Pull out all lines from the listing below in which the word "techniques" appears.

---------- Records for the task

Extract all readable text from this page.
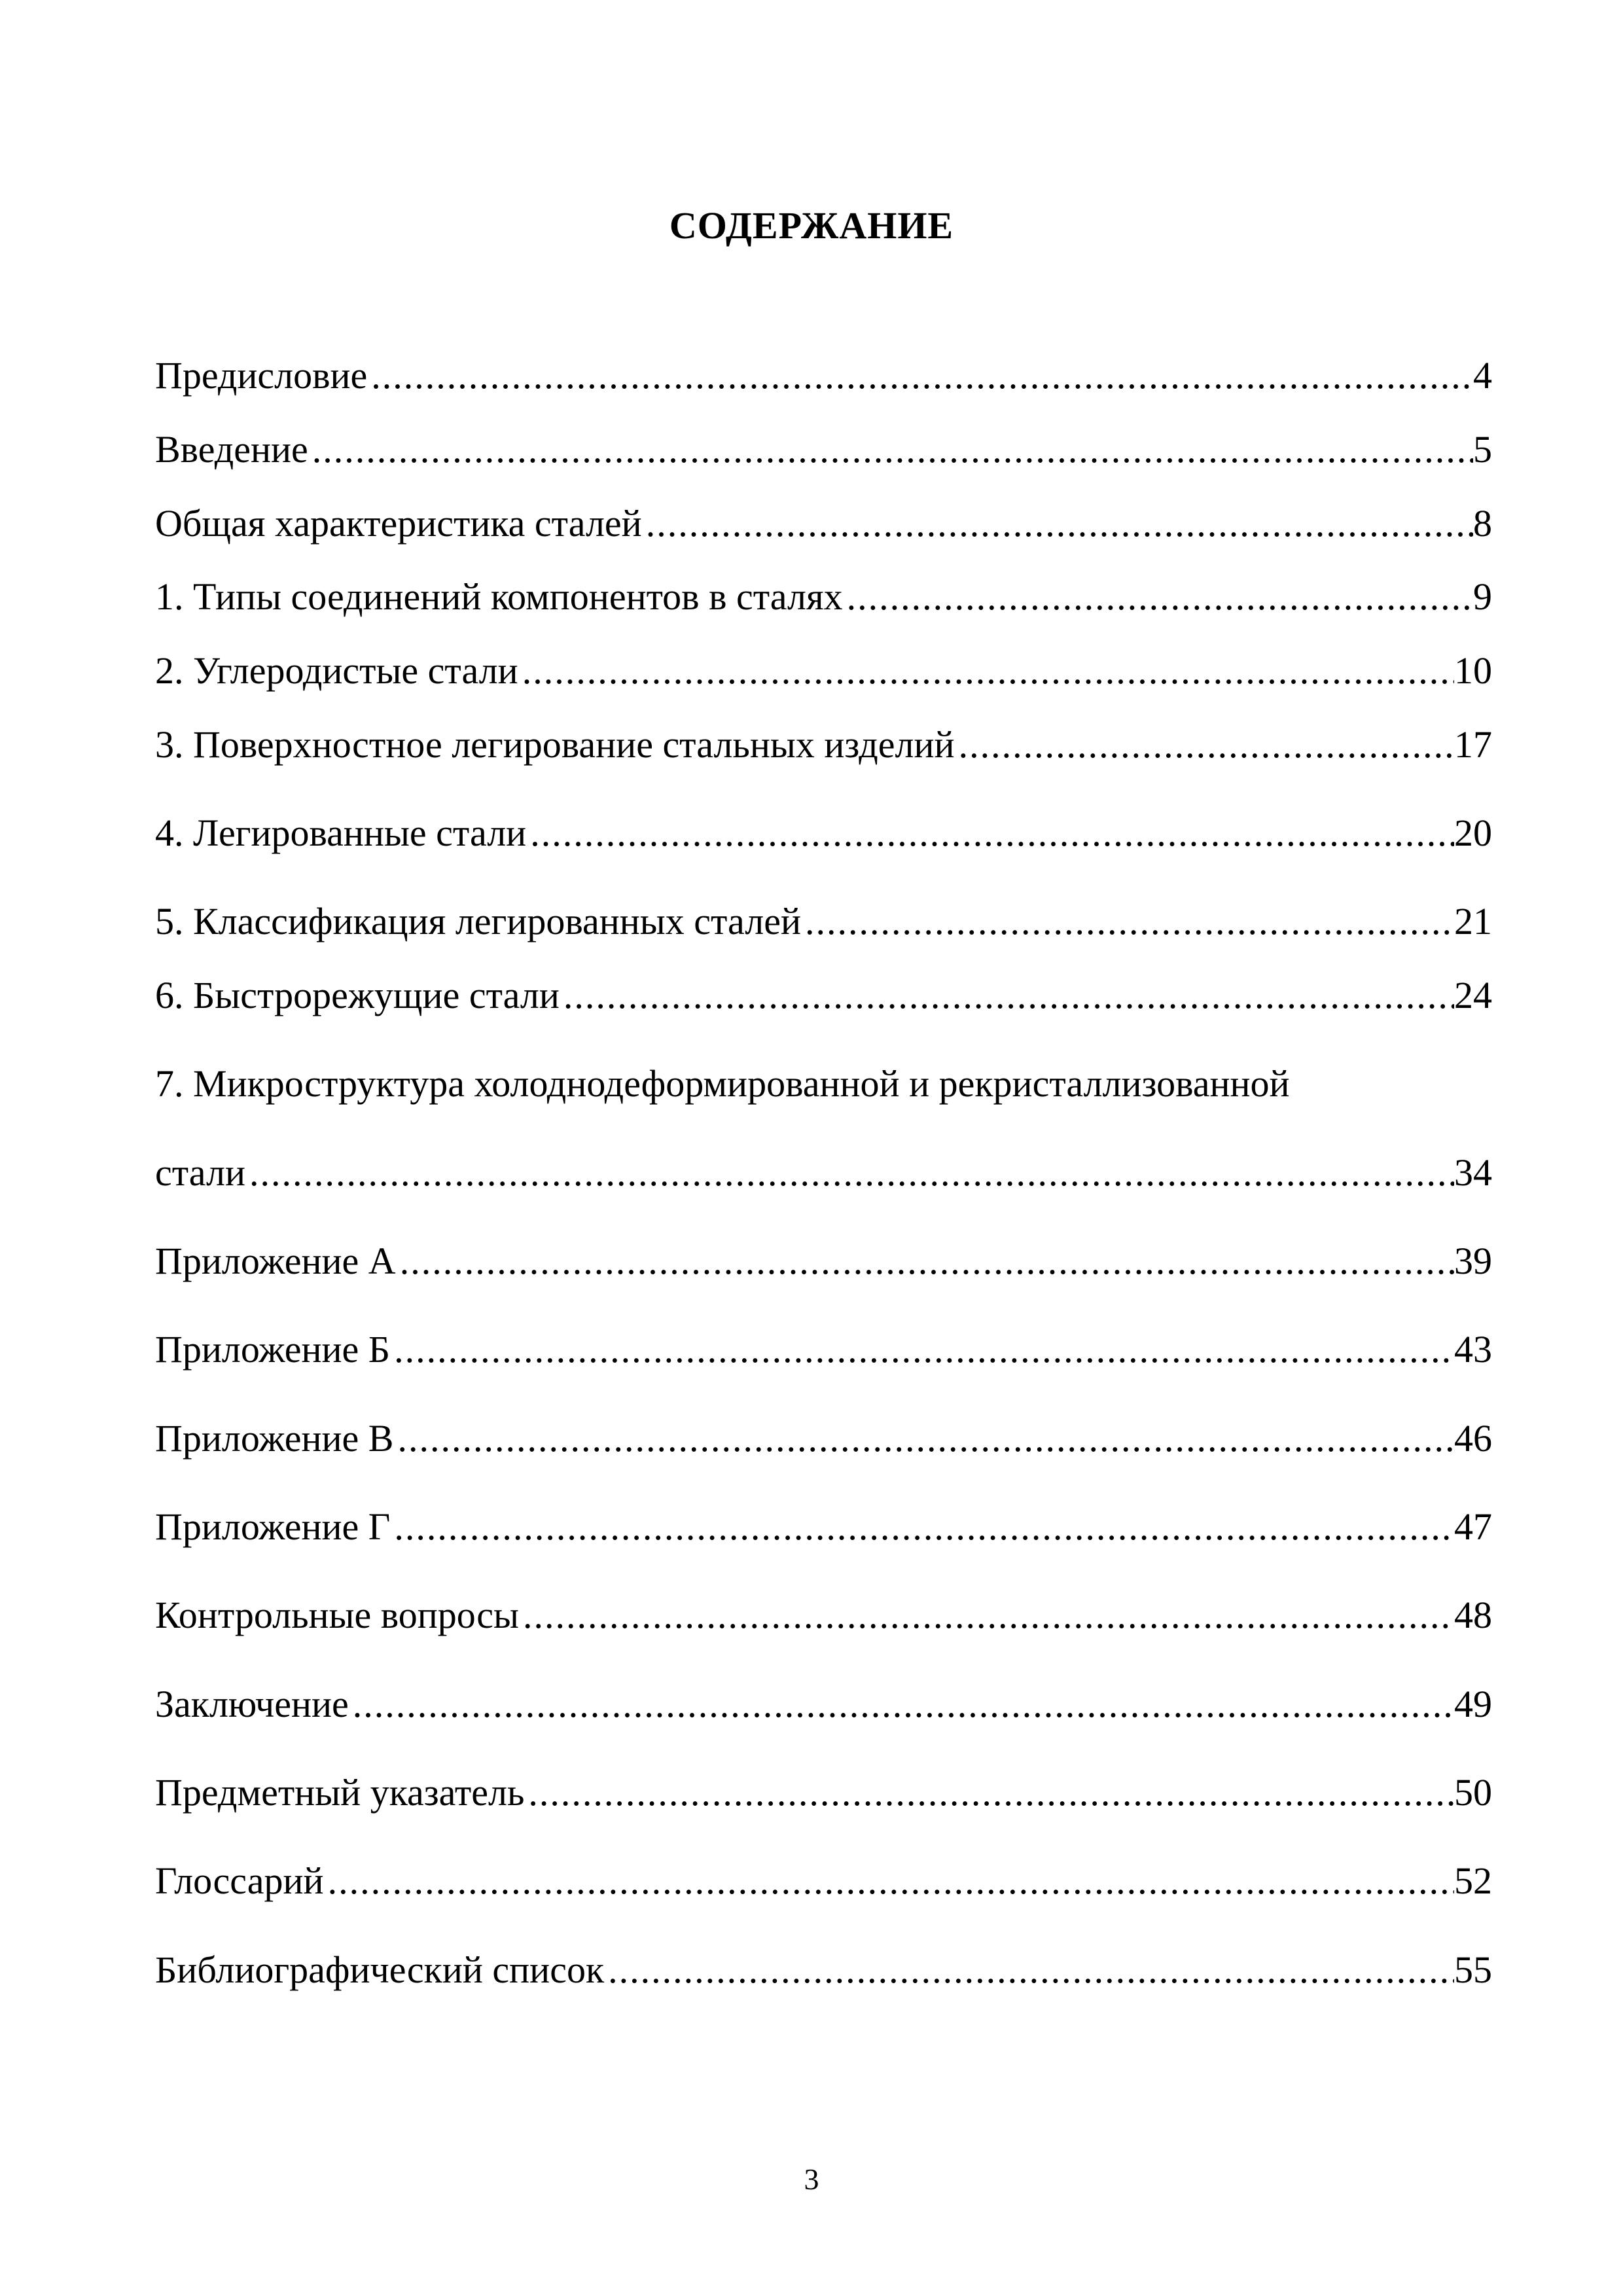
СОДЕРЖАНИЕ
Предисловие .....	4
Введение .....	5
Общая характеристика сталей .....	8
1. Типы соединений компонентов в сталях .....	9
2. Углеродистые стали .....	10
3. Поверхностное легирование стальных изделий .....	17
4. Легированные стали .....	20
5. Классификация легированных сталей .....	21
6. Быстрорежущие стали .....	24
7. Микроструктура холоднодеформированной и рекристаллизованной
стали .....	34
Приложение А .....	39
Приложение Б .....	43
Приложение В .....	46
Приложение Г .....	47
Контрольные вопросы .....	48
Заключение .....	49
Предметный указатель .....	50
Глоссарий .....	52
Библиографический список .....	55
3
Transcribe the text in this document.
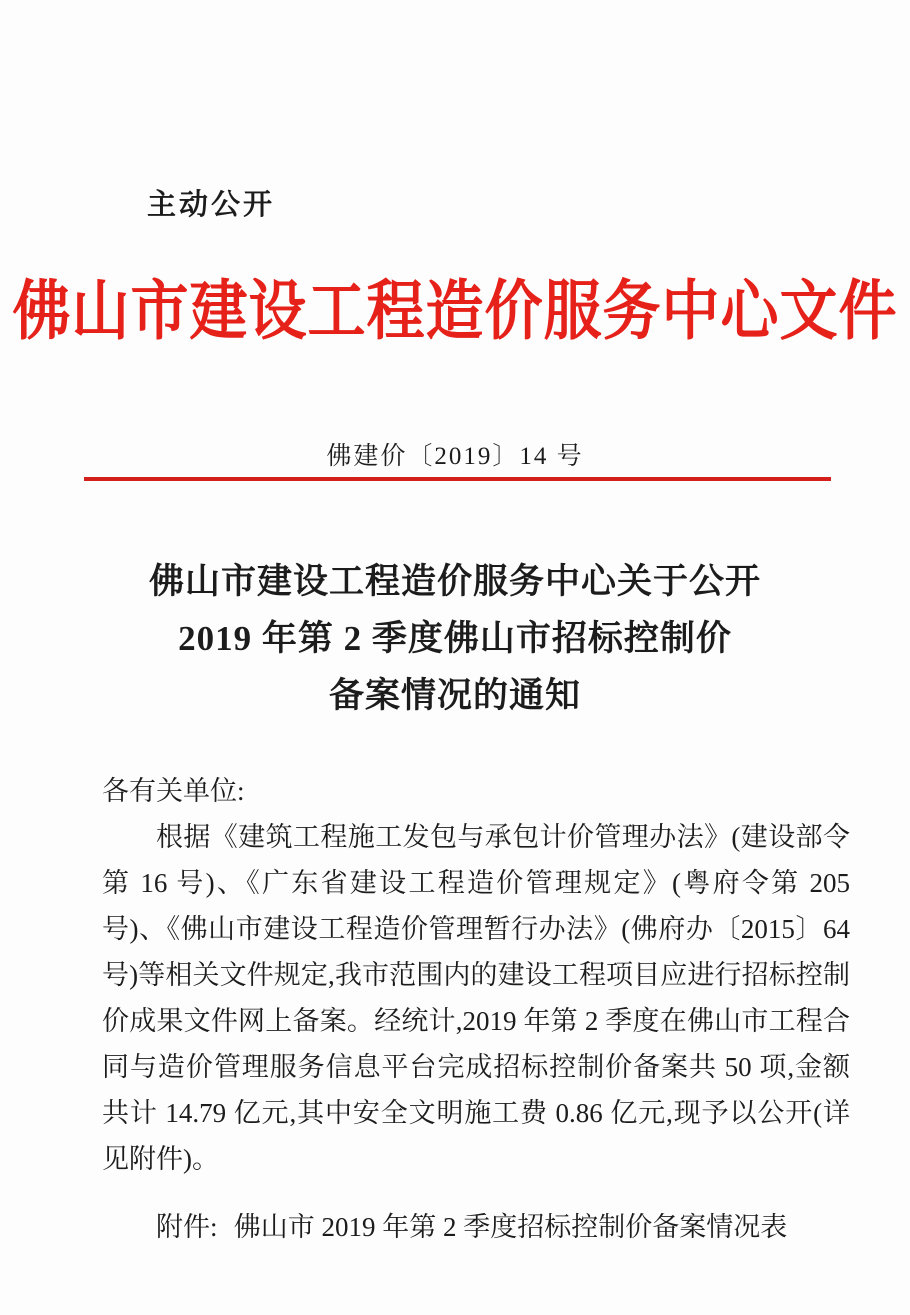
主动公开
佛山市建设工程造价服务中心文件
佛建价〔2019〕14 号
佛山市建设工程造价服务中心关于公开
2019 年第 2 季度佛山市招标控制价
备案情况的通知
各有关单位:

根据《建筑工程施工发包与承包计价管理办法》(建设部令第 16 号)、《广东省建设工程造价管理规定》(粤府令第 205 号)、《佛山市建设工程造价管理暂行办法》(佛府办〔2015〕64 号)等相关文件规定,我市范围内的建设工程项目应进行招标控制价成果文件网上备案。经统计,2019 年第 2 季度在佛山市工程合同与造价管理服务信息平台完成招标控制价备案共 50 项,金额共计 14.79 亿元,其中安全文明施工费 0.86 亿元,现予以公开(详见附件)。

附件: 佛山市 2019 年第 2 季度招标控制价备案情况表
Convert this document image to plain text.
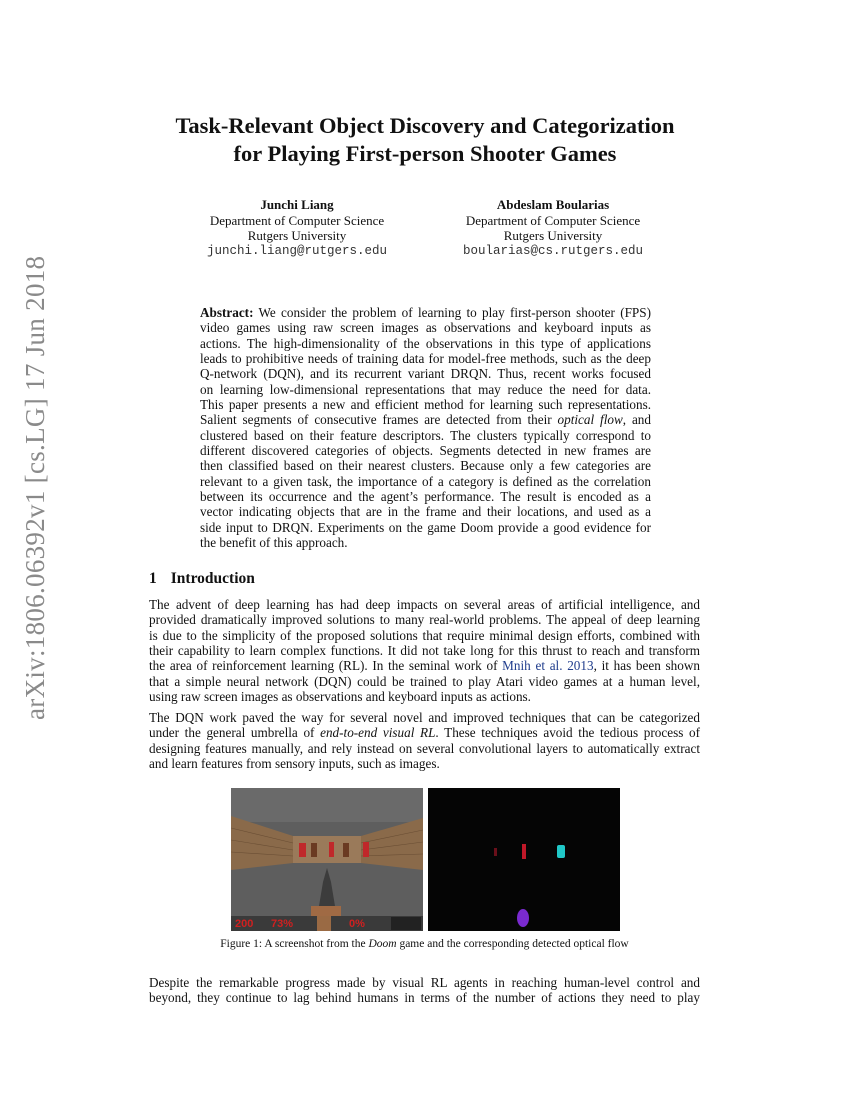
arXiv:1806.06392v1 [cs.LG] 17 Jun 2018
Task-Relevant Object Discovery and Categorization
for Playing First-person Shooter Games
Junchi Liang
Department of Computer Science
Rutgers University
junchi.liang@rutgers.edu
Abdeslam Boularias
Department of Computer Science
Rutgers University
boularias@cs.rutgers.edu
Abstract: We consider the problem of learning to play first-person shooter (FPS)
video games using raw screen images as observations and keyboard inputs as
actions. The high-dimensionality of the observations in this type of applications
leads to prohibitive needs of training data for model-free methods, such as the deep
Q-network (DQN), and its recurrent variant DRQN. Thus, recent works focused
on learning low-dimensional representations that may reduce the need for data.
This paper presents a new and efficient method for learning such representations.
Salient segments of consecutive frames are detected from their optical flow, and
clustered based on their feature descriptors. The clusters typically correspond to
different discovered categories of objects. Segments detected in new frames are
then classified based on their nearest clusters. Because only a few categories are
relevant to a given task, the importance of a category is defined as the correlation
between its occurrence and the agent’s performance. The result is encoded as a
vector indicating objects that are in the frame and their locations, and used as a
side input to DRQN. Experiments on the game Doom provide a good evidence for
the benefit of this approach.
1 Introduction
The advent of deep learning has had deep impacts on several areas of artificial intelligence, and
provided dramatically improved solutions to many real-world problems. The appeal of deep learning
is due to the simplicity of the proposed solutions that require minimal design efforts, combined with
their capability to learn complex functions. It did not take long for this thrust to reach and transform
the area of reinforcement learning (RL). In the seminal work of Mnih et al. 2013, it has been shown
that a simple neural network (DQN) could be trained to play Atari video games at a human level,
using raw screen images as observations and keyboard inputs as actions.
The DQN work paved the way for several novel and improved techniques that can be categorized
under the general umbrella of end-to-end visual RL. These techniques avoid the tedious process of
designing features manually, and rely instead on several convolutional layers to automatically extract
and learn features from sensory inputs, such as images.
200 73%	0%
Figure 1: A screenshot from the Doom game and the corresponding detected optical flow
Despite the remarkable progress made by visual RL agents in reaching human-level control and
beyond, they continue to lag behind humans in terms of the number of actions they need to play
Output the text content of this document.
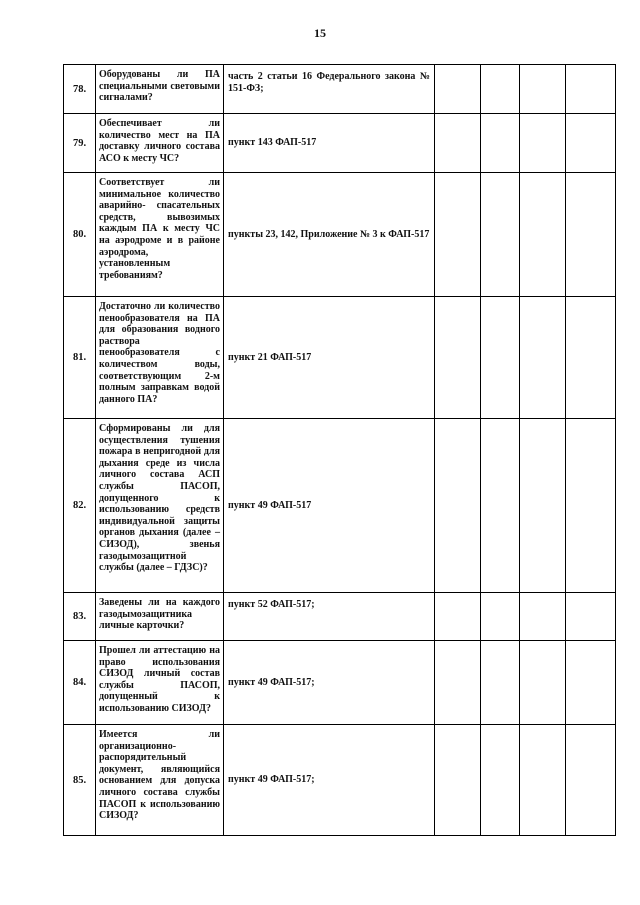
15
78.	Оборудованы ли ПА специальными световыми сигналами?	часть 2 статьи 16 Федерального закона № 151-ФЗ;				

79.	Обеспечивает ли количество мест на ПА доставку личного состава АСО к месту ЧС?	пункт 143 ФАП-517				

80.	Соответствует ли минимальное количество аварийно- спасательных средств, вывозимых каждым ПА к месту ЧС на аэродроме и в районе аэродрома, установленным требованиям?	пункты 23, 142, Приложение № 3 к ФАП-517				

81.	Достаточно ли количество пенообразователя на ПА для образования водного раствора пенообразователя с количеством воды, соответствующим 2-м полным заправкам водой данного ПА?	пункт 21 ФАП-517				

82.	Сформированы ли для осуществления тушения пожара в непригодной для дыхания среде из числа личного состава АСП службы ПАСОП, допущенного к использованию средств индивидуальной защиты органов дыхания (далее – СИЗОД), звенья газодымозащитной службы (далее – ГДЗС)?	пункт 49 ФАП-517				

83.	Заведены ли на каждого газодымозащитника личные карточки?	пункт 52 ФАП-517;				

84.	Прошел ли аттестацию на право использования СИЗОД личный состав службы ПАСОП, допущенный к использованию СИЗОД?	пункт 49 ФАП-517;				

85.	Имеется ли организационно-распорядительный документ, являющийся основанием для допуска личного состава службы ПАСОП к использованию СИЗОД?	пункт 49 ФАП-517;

--------------------

→ The response:
The DQN work paved the way for several novel and improved techniques that can be categorized
under the general umbrella of end-to-end visual RL. These techniques avoid the tedious process of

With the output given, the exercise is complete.